▶ Task statement:
Copy every line of the data that contains the string "zalidnění".

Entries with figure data

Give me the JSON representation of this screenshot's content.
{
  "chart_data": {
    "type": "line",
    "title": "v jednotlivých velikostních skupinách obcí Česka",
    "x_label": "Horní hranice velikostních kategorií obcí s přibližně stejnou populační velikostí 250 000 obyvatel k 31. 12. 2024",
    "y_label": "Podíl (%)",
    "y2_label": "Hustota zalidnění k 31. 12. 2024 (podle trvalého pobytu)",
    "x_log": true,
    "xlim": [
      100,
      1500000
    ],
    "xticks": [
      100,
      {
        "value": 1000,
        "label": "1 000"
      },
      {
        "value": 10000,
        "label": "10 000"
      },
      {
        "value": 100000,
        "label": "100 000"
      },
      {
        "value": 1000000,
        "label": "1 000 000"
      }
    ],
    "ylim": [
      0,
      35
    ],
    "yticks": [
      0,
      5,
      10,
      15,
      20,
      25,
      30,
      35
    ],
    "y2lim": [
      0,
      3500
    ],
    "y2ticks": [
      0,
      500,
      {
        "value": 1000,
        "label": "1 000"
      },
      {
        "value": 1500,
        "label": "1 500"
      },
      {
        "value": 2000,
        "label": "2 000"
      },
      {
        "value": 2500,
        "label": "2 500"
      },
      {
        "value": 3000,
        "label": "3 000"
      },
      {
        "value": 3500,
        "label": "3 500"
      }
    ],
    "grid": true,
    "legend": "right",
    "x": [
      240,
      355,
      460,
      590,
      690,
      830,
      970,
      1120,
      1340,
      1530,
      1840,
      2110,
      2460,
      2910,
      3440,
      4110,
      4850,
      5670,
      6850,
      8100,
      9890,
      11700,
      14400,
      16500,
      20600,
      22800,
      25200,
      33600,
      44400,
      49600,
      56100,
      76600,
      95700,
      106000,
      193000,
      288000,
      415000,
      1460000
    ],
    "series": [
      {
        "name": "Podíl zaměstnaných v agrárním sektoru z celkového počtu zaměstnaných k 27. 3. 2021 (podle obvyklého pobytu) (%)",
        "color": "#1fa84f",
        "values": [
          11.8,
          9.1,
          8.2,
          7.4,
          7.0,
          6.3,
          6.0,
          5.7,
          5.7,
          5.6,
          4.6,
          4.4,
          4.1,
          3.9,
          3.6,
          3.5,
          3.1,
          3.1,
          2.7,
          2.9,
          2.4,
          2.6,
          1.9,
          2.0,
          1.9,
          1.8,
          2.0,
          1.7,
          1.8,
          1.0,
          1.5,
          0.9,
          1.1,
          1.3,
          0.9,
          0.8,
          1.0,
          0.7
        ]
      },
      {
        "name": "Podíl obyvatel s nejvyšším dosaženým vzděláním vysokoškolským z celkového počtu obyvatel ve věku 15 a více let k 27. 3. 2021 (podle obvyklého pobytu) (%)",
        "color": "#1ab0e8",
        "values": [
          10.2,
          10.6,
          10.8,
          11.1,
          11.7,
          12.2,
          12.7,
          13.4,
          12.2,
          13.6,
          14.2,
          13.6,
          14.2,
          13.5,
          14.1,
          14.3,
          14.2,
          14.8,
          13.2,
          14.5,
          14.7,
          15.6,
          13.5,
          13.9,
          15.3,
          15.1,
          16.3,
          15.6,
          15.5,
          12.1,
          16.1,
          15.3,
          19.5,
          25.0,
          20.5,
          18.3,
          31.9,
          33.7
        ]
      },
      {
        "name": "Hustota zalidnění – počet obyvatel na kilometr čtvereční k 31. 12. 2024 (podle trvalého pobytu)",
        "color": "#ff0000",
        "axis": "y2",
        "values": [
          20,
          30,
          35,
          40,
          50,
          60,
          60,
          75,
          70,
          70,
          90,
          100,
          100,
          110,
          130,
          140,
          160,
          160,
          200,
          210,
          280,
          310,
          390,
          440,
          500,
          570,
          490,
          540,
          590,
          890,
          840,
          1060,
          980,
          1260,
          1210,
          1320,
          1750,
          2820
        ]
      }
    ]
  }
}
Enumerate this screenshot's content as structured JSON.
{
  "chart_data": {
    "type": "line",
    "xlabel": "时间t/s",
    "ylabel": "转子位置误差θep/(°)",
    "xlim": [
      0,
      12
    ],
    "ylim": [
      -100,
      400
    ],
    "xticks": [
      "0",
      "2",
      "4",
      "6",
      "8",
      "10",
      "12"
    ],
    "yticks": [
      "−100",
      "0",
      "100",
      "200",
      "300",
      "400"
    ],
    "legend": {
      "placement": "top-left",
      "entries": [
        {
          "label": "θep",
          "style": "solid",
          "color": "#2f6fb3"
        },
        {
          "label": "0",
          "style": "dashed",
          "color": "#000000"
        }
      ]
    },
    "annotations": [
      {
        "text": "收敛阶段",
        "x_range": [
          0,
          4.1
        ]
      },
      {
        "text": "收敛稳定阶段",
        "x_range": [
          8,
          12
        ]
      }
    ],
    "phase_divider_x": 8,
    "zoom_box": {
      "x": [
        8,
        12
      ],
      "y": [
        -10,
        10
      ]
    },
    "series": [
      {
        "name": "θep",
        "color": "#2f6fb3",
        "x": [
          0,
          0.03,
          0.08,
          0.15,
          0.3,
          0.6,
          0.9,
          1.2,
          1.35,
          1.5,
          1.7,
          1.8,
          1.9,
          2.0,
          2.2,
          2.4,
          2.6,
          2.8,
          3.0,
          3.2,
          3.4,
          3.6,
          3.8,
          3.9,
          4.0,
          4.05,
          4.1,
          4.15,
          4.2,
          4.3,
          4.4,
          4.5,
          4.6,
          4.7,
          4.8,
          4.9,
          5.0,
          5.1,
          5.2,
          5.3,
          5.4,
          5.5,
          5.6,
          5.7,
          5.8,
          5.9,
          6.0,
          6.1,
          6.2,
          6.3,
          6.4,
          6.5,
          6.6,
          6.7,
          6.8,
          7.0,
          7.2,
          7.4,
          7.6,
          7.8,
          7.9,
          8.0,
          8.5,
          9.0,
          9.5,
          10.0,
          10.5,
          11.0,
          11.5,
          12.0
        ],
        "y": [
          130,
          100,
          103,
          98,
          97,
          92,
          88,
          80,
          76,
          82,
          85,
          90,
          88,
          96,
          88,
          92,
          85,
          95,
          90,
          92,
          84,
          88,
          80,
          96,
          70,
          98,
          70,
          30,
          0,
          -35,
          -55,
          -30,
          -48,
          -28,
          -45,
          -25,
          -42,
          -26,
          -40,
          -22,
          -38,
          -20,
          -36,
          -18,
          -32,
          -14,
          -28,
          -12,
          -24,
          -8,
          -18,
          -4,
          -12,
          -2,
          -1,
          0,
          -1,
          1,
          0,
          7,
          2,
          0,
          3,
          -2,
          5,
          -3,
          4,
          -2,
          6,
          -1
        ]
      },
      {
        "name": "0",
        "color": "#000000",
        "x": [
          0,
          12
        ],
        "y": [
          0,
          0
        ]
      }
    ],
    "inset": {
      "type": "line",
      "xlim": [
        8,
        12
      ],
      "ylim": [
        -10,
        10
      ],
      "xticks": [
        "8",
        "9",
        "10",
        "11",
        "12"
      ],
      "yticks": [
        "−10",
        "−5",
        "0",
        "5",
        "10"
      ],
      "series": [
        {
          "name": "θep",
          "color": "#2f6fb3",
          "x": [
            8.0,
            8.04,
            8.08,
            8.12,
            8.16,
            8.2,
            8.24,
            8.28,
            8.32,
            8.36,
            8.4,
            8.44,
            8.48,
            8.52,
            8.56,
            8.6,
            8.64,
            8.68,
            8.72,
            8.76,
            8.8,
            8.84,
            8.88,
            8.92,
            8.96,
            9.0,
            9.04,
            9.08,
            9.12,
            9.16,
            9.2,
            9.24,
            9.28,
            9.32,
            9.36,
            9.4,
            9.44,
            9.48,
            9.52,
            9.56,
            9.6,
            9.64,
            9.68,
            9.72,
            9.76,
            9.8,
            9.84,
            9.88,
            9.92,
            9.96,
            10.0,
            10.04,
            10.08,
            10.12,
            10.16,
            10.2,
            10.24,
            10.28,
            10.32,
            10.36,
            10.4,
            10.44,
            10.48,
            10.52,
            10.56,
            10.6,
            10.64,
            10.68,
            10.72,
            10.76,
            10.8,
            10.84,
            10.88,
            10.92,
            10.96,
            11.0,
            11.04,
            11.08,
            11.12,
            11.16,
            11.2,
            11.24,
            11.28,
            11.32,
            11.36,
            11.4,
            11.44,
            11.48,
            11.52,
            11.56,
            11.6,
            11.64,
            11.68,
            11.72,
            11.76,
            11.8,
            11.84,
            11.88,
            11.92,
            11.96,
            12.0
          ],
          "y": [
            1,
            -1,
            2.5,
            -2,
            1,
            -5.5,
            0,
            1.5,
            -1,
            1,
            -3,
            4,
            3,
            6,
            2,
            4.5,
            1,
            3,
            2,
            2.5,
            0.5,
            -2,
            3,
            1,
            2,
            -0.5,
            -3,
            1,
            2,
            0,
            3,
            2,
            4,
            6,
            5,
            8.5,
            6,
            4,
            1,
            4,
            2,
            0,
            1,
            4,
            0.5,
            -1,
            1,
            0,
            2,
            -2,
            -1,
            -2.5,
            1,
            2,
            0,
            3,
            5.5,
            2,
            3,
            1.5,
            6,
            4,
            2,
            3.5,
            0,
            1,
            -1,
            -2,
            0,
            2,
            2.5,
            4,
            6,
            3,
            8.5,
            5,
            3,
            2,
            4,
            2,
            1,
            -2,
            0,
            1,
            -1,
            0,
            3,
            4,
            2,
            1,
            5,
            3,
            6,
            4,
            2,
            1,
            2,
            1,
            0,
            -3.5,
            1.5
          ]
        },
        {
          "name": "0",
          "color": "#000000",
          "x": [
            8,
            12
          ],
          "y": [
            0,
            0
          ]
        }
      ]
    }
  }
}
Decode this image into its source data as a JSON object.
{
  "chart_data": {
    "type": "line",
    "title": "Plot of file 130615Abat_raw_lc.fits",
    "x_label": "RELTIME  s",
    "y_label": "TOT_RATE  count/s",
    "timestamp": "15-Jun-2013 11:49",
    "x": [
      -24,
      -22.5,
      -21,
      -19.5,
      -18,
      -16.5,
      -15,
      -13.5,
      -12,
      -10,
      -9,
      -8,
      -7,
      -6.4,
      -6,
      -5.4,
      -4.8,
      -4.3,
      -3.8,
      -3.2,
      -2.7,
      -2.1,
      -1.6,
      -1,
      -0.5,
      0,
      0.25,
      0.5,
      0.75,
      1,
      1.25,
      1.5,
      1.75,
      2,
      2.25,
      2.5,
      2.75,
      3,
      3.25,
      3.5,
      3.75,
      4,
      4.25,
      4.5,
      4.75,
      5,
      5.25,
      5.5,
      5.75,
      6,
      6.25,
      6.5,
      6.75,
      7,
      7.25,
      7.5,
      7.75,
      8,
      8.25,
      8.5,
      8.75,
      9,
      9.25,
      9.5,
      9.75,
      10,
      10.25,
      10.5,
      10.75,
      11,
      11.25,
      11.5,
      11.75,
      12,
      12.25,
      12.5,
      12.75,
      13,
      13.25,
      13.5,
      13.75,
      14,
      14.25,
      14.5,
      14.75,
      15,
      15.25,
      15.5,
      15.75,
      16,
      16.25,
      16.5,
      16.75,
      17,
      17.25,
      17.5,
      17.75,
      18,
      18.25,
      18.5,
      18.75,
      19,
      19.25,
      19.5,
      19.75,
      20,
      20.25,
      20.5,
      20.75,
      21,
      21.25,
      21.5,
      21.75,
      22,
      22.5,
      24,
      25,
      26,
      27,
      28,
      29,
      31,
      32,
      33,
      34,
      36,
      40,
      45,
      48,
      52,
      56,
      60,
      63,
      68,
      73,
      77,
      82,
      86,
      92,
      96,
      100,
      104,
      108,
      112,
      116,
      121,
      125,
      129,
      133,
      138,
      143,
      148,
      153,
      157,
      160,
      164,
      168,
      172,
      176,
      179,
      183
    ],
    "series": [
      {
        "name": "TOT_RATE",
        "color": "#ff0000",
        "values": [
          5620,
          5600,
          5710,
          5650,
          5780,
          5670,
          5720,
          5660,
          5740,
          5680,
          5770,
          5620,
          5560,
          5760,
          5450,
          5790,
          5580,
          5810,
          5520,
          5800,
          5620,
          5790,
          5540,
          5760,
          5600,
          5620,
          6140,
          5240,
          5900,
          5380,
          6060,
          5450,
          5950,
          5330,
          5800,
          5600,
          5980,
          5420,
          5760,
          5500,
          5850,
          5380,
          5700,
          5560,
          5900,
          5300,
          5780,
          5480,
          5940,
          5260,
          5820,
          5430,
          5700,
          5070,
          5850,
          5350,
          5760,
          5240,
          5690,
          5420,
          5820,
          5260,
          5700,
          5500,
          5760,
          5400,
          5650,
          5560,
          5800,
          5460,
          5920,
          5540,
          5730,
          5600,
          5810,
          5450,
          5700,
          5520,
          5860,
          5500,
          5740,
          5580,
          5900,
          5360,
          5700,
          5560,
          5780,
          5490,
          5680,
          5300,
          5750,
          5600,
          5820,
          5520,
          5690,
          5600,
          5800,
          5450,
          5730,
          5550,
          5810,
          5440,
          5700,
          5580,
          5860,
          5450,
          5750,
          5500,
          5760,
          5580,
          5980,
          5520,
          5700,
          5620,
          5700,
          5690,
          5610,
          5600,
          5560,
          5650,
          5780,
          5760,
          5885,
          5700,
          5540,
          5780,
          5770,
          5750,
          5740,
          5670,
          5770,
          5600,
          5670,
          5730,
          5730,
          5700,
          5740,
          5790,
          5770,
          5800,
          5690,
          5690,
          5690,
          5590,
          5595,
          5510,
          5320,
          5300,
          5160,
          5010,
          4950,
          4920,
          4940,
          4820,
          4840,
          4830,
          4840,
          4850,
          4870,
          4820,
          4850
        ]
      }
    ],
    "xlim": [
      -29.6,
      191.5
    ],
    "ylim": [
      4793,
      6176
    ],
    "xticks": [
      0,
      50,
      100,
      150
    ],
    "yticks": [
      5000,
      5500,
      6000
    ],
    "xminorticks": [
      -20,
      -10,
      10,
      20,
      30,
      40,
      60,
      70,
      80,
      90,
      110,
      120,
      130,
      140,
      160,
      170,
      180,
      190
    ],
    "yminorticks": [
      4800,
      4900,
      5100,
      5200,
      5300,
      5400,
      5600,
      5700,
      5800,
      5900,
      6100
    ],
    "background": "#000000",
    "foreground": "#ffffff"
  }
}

▶ Exercise solution:
    "y2_label": "Hustota zalidnění k 31. 12. 2024 (podle trvalého pobytu)",
        "name": "Hustota zalidnění – počet obyvatel na kilometr čtvereční k 31. 12. 2024 (podle trvalého pobytu)",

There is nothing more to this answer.